=== INSTRUCTIONS TO FOLLOW ===
Would you return all of this data exactly, leaving nothing out?

§

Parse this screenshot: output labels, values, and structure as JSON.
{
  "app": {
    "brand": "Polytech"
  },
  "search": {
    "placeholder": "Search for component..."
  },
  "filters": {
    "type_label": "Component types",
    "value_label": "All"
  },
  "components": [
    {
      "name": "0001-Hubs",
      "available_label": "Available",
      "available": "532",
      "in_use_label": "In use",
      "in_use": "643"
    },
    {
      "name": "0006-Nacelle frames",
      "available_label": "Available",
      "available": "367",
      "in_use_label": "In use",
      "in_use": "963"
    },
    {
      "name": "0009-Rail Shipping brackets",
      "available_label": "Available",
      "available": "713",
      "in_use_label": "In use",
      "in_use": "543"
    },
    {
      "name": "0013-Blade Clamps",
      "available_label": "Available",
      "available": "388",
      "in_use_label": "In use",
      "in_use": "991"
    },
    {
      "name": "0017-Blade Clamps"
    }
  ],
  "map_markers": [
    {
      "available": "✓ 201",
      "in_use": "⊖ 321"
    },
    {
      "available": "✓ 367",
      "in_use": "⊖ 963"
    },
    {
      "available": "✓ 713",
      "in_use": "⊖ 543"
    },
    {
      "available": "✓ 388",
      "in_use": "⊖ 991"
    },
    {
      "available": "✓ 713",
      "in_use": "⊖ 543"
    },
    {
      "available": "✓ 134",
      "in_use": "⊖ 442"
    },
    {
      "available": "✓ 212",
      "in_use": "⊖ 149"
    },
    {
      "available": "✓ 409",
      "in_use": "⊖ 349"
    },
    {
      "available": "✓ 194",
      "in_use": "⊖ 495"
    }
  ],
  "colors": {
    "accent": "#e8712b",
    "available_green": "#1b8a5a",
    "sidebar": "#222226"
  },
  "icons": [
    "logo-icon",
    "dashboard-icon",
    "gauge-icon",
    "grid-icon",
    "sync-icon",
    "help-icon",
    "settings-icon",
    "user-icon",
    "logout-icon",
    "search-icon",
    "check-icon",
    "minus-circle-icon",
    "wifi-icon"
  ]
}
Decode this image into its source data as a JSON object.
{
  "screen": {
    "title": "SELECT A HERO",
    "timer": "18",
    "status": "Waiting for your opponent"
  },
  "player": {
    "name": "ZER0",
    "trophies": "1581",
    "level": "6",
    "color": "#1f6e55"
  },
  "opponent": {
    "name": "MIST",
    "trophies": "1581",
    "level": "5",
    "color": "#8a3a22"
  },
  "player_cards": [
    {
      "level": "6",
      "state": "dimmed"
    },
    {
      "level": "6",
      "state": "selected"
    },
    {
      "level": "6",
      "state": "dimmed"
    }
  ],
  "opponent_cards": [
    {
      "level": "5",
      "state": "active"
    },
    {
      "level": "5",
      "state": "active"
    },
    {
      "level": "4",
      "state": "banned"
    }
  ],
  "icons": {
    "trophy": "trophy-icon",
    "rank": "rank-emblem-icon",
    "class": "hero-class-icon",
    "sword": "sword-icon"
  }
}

§

=== TASK SOLUTION ===
Parse this screenshot: output labels, values, and structure as JSON.
{
  "app": {
    "brand": "Polytech"
  },
  "search": {
    "placeholder": "Search for component..."
  },
  "filters": {
    "type_label": "Component types",
    "value_label": "All"
  },
  "components": [
    {
      "name": "0001-Hubs",
      "available_label": "Available",
      "available": "532",
      "in_use_label": "In use",
      "in_use": "643"
    },
    {
      "name": "0006-Nacelle frames",
      "available_label": "Available",
      "available": "367",
      "in_use_label": "In use",
      "in_use": "963"
    },
    {
      "name": "0009-Rail Shipping brackets",
      "available_label": "Available",
      "available": "713",
      "in_use_label": "In use",
      "in_use": "543"
    },
    {
      "name": "0013-Blade Clamps",
      "available_label": "Available",
      "available": "388",
      "in_use_label": "In use",
      "in_use": "991"
    },
    {
      "name": "0017-Blade Clamps"
    }
  ],
  "map_markers": [
    {
      "available": "✓ 201",
      "in_use": "⊖ 321"
    },
    {
      "available": "✓ 367",
      "in_use": "⊖ 963"
    },
    {
      "available": "✓ 713",
      "in_use": "⊖ 543"
    },
    {
      "available": "✓ 388",
      "in_use": "⊖ 991"
    },
    {
      "available": "✓ 713",
      "in_use": "⊖ 543"
    },
    {
      "available": "✓ 134",
      "in_use": "⊖ 442"
    },
    {
      "available": "✓ 212",
      "in_use": "⊖ 149"
    },
    {
      "available": "✓ 409",
      "in_use": "⊖ 349"
    },
    {
      "available": "✓ 194",
      "in_use": "⊖ 495"
    }
  ],
  "colors": {
    "accent": "#e8712b",
    "available_green": "#1b8a5a",
    "sidebar": "#222226"
  },
  "icons": [
    "logo-icon",
    "dashboard-icon",
    "gauge-icon",
    "grid-icon",
    "sync-icon",
    "help-icon",
    "settings-icon",
    "user-icon",
    "logout-icon",
    "search-icon",
    "check-icon",
    "minus-circle-icon",
    "wifi-icon"
  ]
}
Decode this image into its source data as a JSON object.
{
  "screen": {
    "title": "SELECT A HERO",
    "timer": "18",
    "status": "Waiting for your opponent"
  },
  "player": {
    "name": "ZER0",
    "trophies": "1581",
    "level": "6",
    "color": "#1f6e55"
  },
  "opponent": {
    "name": "MIST",
    "trophies": "1581",
    "level": "5",
    "color": "#8a3a22"
  },
  "player_cards": [
    {
      "level": "6",
      "state": "dimmed"
    },
    {
      "level": "6",
      "state": "selected"
    },
    {
      "level": "6",
      "state": "dimmed"
    }
  ],
  "opponent_cards": [
    {
      "level": "5",
      "state": "active"
    },
    {
      "level": "5",
      "state": "active"
    },
    {
      "level": "4",
      "state": "banned"
    }
  ],
  "icons": {
    "trophy": "trophy-icon",
    "rank": "rank-emblem-icon",
    "class": "hero-class-icon",
    "sword": "sword-icon"
  }
}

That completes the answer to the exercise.